## What is required:
Pick out all lines of the entries that include the word "data" and copy them.

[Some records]
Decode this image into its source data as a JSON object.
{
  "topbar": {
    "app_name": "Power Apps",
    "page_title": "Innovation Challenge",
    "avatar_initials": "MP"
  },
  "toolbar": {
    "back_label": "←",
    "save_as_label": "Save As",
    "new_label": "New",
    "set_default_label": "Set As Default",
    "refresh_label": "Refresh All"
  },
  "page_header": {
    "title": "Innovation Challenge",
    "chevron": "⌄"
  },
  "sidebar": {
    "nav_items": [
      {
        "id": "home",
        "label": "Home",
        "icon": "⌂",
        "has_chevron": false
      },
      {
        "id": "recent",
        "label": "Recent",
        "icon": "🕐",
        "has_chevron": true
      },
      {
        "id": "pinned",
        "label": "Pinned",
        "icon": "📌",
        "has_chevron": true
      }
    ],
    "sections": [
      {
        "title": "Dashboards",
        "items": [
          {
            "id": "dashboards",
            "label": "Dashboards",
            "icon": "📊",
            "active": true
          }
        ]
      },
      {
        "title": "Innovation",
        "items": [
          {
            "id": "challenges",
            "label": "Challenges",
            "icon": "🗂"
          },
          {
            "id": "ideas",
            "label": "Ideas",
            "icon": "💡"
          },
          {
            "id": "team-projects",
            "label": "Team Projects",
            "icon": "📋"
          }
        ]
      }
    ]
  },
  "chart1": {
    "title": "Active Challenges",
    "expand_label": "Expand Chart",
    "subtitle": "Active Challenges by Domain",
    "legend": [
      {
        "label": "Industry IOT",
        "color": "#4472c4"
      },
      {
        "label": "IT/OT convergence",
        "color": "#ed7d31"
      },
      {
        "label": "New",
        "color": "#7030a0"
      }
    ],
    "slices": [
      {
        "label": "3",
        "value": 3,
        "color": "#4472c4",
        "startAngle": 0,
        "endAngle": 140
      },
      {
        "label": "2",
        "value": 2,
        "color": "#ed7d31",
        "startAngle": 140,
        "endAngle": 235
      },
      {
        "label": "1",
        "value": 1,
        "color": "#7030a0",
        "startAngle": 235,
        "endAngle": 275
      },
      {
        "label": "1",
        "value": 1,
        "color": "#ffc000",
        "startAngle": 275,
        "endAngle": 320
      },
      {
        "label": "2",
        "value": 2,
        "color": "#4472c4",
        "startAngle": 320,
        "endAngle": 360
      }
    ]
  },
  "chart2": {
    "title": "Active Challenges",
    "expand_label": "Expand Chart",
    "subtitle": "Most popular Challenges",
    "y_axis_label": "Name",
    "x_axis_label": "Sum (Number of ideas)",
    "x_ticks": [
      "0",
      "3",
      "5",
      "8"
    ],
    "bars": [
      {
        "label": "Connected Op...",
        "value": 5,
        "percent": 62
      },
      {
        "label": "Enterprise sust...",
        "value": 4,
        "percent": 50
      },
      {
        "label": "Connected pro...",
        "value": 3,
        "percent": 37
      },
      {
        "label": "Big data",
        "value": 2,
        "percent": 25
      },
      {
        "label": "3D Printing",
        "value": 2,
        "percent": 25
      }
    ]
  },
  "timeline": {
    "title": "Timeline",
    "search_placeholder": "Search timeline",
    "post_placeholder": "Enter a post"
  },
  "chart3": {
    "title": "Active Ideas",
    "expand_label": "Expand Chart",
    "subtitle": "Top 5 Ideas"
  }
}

## Expected answer:
Decode this image into its source data as a JSON object.
        "label": "Big data",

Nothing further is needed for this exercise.